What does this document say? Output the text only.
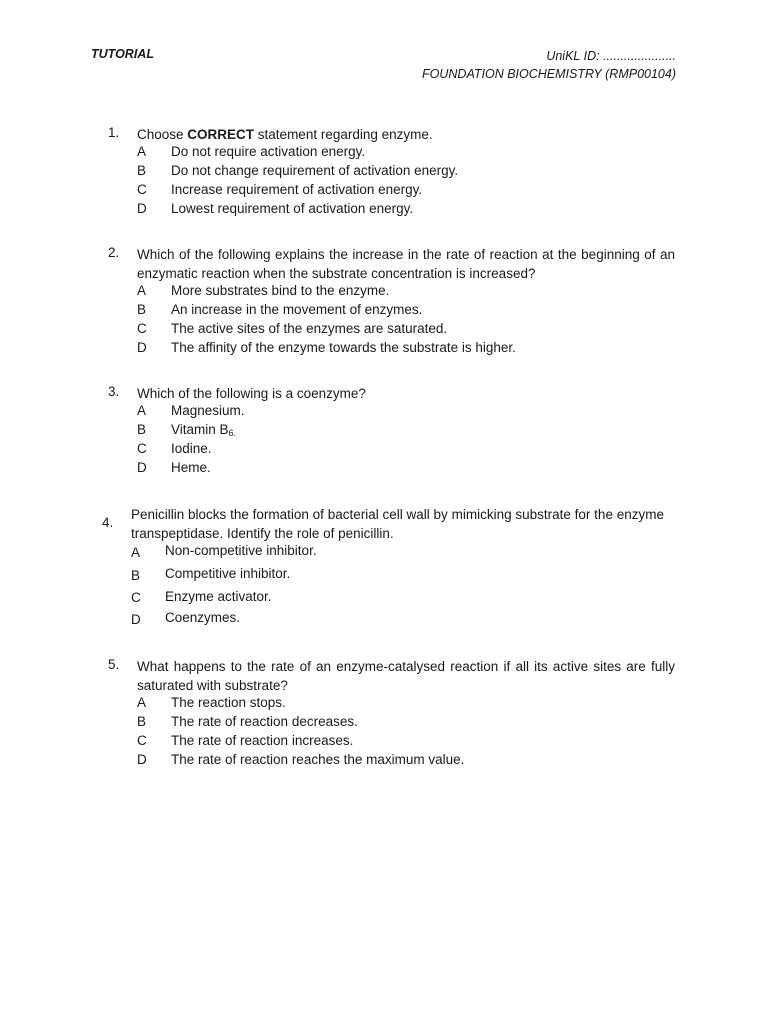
TUTORIAL	UniKL ID: .....................
FOUNDATION BIOCHEMISTRY (RMP00104)
1. Choose CORRECT statement regarding enzyme.
A Do not require activation energy.
B Do not change requirement of activation energy.
C Increase requirement of activation energy.
D Lowest requirement of activation energy.
2. Which of the following explains the increase in the rate of reaction at the beginning of an enzymatic reaction when the substrate concentration is increased?
A More substrates bind to the enzyme.
B An increase in the movement of enzymes.
C The active sites of the enzymes are saturated.
D The affinity of the enzyme towards the substrate is higher.
3. Which of the following is a coenzyme?
A Magnesium.
B Vitamin $B_{6.}$
C Iodine.
D Heme.
4.
Penicillin blocks the formation of bacterial cell wall by mimicking substrate for the enzyme transpeptidase. Identify the role of penicillin.
A Non-competitive inhibitor.
B Competitive inhibitor.
C Enzyme activator.
D Coenzymes.
5. What happens to the rate of an enzyme-catalysed reaction if all its active sites are fully saturated with substrate?
A The reaction stops.
B The rate of reaction decreases.
C The rate of reaction increases.
D The rate of reaction reaches the maximum value.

..........

THE PROBLEM: Pull every line with "What" from the records.

WRITTEN ANSWER:
What does this document say? Output the text only.
5. What happens to the rate of an enzyme-catalysed reaction if all its active sites are fully saturated with substrate?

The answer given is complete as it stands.